### EXERCISE
Below are some records. Pull every line that contains the word "plant".

=====

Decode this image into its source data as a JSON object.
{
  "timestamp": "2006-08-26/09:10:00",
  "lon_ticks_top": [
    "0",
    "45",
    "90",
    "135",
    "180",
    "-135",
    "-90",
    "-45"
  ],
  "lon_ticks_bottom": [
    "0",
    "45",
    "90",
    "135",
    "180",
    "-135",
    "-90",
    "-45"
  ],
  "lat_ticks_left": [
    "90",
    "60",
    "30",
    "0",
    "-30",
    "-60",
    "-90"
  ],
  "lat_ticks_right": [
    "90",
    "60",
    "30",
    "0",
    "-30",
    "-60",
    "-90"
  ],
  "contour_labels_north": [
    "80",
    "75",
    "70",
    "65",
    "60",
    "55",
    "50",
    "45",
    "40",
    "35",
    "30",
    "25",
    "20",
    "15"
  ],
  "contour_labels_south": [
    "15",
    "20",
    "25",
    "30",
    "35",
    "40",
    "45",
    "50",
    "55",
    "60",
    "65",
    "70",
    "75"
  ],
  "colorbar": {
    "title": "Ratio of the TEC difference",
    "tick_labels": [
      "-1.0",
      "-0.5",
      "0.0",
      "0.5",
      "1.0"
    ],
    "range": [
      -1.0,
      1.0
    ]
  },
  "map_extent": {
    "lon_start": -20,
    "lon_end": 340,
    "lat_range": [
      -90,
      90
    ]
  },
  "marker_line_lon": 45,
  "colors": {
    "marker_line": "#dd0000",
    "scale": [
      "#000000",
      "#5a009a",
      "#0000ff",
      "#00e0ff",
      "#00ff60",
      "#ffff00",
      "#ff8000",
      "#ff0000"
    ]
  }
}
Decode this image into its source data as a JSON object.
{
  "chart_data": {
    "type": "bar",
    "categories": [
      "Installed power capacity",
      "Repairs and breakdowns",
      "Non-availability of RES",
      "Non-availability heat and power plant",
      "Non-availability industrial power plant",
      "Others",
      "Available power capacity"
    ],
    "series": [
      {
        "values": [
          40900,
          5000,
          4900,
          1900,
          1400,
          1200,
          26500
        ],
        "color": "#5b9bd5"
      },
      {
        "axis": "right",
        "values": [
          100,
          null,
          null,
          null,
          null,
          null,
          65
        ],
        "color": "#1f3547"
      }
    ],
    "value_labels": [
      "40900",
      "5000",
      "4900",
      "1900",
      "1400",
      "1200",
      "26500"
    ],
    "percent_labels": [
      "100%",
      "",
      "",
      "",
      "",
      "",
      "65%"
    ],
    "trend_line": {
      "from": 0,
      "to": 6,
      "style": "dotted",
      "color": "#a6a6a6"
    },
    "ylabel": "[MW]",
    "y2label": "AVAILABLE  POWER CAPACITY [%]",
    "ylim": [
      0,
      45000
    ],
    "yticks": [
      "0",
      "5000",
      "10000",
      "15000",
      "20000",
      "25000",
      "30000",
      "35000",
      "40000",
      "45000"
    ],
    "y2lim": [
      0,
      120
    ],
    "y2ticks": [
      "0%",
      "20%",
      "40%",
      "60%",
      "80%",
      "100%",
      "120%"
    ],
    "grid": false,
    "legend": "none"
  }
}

=====

### WRITTEN SOLUTION
      "Non-availability heat and power plant",
      "Non-availability industrial power plant",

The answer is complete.